Given records:

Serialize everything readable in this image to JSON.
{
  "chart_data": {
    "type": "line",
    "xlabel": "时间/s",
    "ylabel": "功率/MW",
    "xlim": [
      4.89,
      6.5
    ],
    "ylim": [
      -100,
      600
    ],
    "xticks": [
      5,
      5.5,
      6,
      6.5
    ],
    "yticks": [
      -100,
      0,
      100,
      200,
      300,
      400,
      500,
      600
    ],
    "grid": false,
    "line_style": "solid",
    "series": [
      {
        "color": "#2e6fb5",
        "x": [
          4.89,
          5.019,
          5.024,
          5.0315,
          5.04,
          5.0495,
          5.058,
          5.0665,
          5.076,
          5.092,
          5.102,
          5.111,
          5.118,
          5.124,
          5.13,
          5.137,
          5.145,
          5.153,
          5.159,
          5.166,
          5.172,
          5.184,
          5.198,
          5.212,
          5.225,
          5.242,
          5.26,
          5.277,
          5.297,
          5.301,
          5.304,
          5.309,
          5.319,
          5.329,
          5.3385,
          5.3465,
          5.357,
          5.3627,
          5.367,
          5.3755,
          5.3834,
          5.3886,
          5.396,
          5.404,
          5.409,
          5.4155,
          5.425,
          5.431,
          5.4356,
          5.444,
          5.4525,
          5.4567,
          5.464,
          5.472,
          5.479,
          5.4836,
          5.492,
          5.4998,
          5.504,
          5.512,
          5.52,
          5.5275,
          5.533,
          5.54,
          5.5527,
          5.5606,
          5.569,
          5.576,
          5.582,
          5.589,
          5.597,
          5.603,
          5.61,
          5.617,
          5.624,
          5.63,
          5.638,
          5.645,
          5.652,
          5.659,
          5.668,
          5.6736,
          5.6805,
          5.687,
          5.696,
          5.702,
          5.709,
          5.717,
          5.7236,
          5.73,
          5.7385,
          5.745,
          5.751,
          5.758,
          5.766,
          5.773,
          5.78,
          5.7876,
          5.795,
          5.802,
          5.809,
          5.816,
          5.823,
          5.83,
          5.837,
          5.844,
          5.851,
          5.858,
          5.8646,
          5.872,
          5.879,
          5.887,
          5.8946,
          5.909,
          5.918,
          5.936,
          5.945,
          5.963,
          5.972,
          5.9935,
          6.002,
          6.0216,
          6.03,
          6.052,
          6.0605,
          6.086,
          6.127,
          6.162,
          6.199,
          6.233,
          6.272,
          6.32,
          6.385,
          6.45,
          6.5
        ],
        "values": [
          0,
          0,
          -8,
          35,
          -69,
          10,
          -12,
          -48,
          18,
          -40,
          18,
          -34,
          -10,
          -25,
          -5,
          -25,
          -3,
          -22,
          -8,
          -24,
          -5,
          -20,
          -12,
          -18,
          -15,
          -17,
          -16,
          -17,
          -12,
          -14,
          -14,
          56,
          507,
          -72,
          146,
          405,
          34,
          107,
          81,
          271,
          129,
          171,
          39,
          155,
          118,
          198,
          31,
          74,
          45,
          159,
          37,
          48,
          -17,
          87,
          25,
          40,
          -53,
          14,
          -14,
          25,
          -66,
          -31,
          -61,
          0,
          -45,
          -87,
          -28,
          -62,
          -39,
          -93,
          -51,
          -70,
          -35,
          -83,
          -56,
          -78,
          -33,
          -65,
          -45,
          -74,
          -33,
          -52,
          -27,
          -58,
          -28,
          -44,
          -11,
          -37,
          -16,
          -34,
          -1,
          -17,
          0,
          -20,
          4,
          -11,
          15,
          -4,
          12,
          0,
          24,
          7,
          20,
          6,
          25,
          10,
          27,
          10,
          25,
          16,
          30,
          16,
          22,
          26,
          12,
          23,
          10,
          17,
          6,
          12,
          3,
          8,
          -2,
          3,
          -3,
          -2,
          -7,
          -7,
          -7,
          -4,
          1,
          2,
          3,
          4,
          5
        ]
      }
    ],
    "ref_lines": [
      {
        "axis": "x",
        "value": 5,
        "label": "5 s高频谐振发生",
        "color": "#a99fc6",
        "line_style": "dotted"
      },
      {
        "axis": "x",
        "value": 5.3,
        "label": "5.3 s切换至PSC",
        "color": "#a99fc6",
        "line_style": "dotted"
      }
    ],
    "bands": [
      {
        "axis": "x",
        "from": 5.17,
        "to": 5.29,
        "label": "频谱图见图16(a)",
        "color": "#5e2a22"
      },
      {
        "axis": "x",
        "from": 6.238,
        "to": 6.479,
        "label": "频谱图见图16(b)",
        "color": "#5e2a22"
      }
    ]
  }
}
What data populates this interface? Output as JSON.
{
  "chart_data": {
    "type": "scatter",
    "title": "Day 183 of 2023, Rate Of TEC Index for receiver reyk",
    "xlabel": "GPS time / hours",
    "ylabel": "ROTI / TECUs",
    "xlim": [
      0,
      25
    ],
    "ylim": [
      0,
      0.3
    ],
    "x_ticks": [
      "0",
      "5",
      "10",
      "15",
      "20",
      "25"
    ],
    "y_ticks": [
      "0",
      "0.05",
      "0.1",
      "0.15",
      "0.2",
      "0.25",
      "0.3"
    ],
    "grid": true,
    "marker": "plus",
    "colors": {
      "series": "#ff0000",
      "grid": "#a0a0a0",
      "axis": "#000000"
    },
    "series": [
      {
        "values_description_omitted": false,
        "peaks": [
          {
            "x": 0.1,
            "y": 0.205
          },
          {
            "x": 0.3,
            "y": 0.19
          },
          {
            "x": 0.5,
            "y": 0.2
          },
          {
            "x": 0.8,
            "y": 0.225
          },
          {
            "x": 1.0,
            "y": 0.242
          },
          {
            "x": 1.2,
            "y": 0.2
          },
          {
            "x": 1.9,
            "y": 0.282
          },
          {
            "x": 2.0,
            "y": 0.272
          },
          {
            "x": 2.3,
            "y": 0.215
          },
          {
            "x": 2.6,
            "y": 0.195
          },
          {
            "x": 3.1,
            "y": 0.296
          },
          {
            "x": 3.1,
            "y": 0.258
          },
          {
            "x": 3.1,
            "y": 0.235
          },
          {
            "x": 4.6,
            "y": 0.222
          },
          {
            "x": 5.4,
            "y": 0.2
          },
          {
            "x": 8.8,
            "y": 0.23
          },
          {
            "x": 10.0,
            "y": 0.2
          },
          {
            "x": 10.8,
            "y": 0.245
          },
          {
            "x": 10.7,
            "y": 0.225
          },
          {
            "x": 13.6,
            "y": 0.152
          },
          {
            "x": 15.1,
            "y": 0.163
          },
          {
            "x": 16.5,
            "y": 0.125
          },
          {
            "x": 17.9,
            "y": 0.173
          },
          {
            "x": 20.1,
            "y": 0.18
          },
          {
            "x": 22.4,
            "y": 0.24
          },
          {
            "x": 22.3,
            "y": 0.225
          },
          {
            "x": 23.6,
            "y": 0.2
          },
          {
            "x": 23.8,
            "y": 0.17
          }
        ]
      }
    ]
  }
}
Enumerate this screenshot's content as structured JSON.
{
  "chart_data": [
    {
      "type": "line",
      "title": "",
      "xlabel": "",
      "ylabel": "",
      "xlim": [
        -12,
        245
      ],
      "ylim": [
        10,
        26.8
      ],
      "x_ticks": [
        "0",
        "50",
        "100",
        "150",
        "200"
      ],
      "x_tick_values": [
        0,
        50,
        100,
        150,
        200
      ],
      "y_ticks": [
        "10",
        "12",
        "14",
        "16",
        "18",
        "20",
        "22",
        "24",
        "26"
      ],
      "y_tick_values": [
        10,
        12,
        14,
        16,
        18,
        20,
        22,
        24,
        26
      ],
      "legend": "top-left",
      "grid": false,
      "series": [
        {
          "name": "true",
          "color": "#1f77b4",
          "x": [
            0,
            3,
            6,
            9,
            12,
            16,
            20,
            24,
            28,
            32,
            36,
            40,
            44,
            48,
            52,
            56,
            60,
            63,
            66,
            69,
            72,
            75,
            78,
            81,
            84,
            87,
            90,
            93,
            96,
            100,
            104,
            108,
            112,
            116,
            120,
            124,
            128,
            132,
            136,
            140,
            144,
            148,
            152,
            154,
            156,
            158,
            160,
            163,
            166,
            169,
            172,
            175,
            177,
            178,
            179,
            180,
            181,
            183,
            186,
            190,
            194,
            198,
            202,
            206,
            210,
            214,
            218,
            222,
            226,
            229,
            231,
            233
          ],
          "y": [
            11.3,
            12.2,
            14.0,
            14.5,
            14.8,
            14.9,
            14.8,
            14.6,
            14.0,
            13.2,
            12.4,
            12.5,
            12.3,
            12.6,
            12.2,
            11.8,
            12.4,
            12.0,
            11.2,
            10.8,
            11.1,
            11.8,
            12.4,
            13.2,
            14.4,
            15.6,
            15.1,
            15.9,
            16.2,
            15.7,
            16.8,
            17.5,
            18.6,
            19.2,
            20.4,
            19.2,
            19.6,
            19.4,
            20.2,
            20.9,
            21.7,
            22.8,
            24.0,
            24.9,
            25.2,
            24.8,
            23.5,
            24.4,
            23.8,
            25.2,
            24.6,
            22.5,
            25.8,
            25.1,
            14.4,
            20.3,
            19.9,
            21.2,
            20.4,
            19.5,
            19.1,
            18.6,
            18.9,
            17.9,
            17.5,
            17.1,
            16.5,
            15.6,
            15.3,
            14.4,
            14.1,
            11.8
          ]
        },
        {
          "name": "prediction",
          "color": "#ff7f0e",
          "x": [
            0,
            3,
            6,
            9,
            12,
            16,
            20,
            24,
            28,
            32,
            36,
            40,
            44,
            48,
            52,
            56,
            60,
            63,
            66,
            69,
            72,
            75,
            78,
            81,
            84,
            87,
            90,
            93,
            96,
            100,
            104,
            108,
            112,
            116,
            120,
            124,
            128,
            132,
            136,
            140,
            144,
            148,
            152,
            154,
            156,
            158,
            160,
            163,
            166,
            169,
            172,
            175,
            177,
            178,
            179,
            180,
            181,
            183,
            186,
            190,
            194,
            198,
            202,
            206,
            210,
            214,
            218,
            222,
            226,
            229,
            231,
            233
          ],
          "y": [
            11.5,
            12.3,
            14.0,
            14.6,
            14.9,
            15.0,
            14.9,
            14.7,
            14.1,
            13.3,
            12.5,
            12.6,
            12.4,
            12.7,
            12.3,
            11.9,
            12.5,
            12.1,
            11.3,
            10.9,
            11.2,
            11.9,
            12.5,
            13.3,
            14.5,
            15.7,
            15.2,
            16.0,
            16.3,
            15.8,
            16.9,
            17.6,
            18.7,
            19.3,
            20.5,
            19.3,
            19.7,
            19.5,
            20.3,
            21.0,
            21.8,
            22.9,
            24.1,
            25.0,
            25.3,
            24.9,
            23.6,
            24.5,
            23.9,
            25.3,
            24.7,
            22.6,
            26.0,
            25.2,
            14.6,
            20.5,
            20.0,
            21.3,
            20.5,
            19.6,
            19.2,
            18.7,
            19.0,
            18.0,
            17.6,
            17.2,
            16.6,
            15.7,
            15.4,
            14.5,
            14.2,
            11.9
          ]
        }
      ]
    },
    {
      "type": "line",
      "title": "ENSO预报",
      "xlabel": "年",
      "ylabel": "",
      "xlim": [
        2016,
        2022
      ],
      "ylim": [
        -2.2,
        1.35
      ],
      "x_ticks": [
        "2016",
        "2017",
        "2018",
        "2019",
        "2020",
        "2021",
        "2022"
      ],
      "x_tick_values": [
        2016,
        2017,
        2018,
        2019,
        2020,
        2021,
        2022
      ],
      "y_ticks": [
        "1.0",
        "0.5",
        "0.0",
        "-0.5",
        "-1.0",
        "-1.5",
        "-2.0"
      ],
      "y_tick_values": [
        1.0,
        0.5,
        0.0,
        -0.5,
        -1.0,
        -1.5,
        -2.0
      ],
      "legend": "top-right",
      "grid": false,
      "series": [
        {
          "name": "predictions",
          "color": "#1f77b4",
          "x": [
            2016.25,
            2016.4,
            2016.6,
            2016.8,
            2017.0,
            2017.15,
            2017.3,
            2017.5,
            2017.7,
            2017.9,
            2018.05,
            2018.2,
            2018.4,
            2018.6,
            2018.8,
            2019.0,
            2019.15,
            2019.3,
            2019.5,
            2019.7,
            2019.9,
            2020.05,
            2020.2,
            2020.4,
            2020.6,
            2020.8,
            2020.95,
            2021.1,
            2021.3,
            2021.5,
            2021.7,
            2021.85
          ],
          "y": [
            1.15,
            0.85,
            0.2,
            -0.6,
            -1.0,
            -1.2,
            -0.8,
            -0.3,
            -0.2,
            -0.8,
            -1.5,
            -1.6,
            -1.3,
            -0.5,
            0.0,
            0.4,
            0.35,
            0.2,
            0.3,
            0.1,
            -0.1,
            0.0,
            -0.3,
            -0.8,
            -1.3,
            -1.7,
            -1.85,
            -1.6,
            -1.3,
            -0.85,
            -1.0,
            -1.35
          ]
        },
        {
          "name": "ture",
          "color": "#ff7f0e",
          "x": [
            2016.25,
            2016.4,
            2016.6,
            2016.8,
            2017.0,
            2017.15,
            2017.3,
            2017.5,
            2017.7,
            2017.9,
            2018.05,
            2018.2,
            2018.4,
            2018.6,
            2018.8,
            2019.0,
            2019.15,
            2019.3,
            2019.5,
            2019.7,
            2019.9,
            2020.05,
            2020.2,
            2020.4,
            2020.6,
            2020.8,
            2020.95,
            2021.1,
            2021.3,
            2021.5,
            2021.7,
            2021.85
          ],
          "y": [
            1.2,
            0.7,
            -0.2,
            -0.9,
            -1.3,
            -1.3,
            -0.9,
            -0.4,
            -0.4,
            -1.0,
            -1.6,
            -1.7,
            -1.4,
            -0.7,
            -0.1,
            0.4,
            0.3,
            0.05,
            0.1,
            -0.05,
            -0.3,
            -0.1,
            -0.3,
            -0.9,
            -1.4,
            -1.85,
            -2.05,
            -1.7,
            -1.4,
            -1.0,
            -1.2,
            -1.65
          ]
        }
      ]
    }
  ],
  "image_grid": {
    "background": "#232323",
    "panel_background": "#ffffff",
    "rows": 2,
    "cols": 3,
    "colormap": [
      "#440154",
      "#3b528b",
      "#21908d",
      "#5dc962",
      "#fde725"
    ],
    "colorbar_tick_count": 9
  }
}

Exercise description:
Lines containing the word "JSON" are to be tallied; report only the total.

Full output:
3